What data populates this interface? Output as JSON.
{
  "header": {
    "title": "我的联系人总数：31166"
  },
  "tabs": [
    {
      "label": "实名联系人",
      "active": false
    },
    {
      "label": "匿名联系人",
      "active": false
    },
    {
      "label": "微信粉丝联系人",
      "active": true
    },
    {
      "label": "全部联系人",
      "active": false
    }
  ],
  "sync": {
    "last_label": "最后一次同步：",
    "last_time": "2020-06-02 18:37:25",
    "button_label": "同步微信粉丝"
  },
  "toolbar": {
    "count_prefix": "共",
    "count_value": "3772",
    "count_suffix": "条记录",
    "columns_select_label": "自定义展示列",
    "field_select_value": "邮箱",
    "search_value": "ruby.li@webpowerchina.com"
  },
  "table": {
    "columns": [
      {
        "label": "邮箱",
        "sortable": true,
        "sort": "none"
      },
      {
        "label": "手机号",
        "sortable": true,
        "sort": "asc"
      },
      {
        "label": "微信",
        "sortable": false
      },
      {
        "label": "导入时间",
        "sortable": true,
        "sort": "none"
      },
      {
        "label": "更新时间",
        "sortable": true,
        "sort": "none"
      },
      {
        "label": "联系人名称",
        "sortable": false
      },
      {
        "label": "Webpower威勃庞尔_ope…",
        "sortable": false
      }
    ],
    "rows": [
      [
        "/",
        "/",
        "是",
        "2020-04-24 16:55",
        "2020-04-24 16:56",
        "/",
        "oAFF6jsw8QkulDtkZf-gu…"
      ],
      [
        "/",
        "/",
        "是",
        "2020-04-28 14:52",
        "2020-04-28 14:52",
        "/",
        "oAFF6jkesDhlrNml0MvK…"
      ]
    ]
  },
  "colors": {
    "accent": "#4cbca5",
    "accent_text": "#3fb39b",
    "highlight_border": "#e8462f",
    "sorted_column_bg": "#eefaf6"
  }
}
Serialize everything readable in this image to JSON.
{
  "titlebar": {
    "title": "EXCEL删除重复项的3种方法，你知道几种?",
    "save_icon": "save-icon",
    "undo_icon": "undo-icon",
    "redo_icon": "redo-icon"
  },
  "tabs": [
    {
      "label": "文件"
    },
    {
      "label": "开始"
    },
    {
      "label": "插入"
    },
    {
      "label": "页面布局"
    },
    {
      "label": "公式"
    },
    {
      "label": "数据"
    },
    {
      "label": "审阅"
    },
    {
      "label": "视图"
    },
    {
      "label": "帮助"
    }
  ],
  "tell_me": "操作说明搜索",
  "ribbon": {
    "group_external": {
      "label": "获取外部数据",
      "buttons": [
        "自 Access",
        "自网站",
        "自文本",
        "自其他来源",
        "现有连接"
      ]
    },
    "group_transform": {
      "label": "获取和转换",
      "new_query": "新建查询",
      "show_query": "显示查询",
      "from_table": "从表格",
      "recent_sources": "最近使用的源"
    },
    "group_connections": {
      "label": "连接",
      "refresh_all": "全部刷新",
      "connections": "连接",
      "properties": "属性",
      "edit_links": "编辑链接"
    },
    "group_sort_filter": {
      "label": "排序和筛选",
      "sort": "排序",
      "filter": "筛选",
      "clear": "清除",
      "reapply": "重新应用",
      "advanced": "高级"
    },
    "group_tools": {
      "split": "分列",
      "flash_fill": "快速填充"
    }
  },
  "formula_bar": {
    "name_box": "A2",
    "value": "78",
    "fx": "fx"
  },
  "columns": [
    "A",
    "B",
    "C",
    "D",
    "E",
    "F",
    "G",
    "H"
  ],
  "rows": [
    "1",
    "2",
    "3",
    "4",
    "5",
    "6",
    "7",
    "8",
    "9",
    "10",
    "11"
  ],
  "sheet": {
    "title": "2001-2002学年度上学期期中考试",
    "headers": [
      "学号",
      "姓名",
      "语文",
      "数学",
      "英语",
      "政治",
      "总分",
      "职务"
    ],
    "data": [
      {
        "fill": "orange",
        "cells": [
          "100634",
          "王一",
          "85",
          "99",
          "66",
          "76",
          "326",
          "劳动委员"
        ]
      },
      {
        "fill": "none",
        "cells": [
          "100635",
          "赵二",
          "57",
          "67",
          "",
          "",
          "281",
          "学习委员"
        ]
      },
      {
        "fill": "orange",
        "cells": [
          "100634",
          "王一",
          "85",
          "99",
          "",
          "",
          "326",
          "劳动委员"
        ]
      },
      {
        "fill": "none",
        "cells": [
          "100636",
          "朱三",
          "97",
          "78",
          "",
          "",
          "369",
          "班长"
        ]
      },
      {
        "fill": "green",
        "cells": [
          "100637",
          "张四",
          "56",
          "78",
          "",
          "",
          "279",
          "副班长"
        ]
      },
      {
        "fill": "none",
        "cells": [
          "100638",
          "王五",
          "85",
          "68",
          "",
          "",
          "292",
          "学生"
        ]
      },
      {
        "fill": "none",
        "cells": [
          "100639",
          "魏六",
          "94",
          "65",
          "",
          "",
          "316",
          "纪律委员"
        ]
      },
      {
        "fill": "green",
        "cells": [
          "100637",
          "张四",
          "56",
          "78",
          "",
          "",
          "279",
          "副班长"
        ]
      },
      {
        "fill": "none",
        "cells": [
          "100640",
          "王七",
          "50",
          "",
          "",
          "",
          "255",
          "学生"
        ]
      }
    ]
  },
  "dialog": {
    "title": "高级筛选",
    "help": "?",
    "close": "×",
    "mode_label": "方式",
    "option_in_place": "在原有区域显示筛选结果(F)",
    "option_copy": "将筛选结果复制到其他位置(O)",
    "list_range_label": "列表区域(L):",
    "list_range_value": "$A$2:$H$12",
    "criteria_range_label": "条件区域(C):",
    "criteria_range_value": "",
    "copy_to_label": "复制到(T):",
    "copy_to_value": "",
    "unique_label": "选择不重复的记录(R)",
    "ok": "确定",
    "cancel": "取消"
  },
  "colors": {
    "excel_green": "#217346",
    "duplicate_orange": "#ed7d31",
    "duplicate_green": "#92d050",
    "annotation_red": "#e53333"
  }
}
++++++++
[INSTRUCTIONS TO FOLLOW]: Exactly as written above, please repeat the entries.

[SOLUTION TO THIS PROBLEM]:
What data populates this interface? Output as JSON.
{
  "header": {
    "title": "我的联系人总数：31166"
  },
  "tabs": [
    {
      "label": "实名联系人",
      "active": false
    },
    {
      "label": "匿名联系人",
      "active": false
    },
    {
      "label": "微信粉丝联系人",
      "active": true
    },
    {
      "label": "全部联系人",
      "active": false
    }
  ],
  "sync": {
    "last_label": "最后一次同步：",
    "last_time": "2020-06-02 18:37:25",
    "button_label": "同步微信粉丝"
  },
  "toolbar": {
    "count_prefix": "共",
    "count_value": "3772",
    "count_suffix": "条记录",
    "columns_select_label": "自定义展示列",
    "field_select_value": "邮箱",
    "search_value": "ruby.li@webpowerchina.com"
  },
  "table": {
    "columns": [
      {
        "label": "邮箱",
        "sortable": true,
        "sort": "none"
      },
      {
        "label": "手机号",
        "sortable": true,
        "sort": "asc"
      },
      {
        "label": "微信",
        "sortable": false
      },
      {
        "label": "导入时间",
        "sortable": true,
        "sort": "none"
      },
      {
        "label": "更新时间",
        "sortable": true,
        "sort": "none"
      },
      {
        "label": "联系人名称",
        "sortable": false
      },
      {
        "label": "Webpower威勃庞尔_ope…",
        "sortable": false
      }
    ],
    "rows": [
      [
        "/",
        "/",
        "是",
        "2020-04-24 16:55",
        "2020-04-24 16:56",
        "/",
        "oAFF6jsw8QkulDtkZf-gu…"
      ],
      [
        "/",
        "/",
        "是",
        "2020-04-28 14:52",
        "2020-04-28 14:52",
        "/",
        "oAFF6jkesDhlrNml0MvK…"
      ]
    ]
  },
  "colors": {
    "accent": "#4cbca5",
    "accent_text": "#3fb39b",
    "highlight_border": "#e8462f",
    "sorted_column_bg": "#eefaf6"
  }
}
Serialize everything readable in this image to JSON.
{
  "titlebar": {
    "title": "EXCEL删除重复项的3种方法，你知道几种?",
    "save_icon": "save-icon",
    "undo_icon": "undo-icon",
    "redo_icon": "redo-icon"
  },
  "tabs": [
    {
      "label": "文件"
    },
    {
      "label": "开始"
    },
    {
      "label": "插入"
    },
    {
      "label": "页面布局"
    },
    {
      "label": "公式"
    },
    {
      "label": "数据"
    },
    {
      "label": "审阅"
    },
    {
      "label": "视图"
    },
    {
      "label": "帮助"
    }
  ],
  "tell_me": "操作说明搜索",
  "ribbon": {
    "group_external": {
      "label": "获取外部数据",
      "buttons": [
        "自 Access",
        "自网站",
        "自文本",
        "自其他来源",
        "现有连接"
      ]
    },
    "group_transform": {
      "label": "获取和转换",
      "new_query": "新建查询",
      "show_query": "显示查询",
      "from_table": "从表格",
      "recent_sources": "最近使用的源"
    },
    "group_connections": {
      "label": "连接",
      "refresh_all": "全部刷新",
      "connections": "连接",
      "properties": "属性",
      "edit_links": "编辑链接"
    },
    "group_sort_filter": {
      "label": "排序和筛选",
      "sort": "排序",
      "filter": "筛选",
      "clear": "清除",
      "reapply": "重新应用",
      "advanced": "高级"
    },
    "group_tools": {
      "split": "分列",
      "flash_fill": "快速填充"
    }
  },
  "formula_bar": {
    "name_box": "A2",
    "value": "78",
    "fx": "fx"
  },
  "columns": [
    "A",
    "B",
    "C",
    "D",
    "E",
    "F",
    "G",
    "H"
  ],
  "rows": [
    "1",
    "2",
    "3",
    "4",
    "5",
    "6",
    "7",
    "8",
    "9",
    "10",
    "11"
  ],
  "sheet": {
    "title": "2001-2002学年度上学期期中考试",
    "headers": [
      "学号",
      "姓名",
      "语文",
      "数学",
      "英语",
      "政治",
      "总分",
      "职务"
    ],
    "data": [
      {
        "fill": "orange",
        "cells": [
          "100634",
          "王一",
          "85",
          "99",
          "66",
          "76",
          "326",
          "劳动委员"
        ]
      },
      {
        "fill": "none",
        "cells": [
          "100635",
          "赵二",
          "57",
          "67",
          "",
          "",
          "281",
          "学习委员"
        ]
      },
      {
        "fill": "orange",
        "cells": [
          "100634",
          "王一",
          "85",
          "99",
          "",
          "",
          "326",
          "劳动委员"
        ]
      },
      {
        "fill": "none",
        "cells": [
          "100636",
          "朱三",
          "97",
          "78",
          "",
          "",
          "369",
          "班长"
        ]
      },
      {
        "fill": "green",
        "cells": [
          "100637",
          "张四",
          "56",
          "78",
          "",
          "",
          "279",
          "副班长"
        ]
      },
      {
        "fill": "none",
        "cells": [
          "100638",
          "王五",
          "85",
          "68",
          "",
          "",
          "292",
          "学生"
        ]
      },
      {
        "fill": "none",
        "cells": [
          "100639",
          "魏六",
          "94",
          "65",
          "",
          "",
          "316",
          "纪律委员"
        ]
      },
      {
        "fill": "green",
        "cells": [
          "100637",
          "张四",
          "56",
          "78",
          "",
          "",
          "279",
          "副班长"
        ]
      },
      {
        "fill": "none",
        "cells": [
          "100640",
          "王七",
          "50",
          "",
          "",
          "",
          "255",
          "学生"
        ]
      }
    ]
  },
  "dialog": {
    "title": "高级筛选",
    "help": "?",
    "close": "×",
    "mode_label": "方式",
    "option_in_place": "在原有区域显示筛选结果(F)",
    "option_copy": "将筛选结果复制到其他位置(O)",
    "list_range_label": "列表区域(L):",
    "list_range_value": "$A$2:$H$12",
    "criteria_range_label": "条件区域(C):",
    "criteria_range_value": "",
    "copy_to_label": "复制到(T):",
    "copy_to_value": "",
    "unique_label": "选择不重复的记录(R)",
    "ok": "确定",
    "cancel": "取消"
  },
  "colors": {
    "excel_green": "#217346",
    "duplicate_orange": "#ed7d31",
    "duplicate_green": "#92d050",
    "annotation_red": "#e53333"
  }
}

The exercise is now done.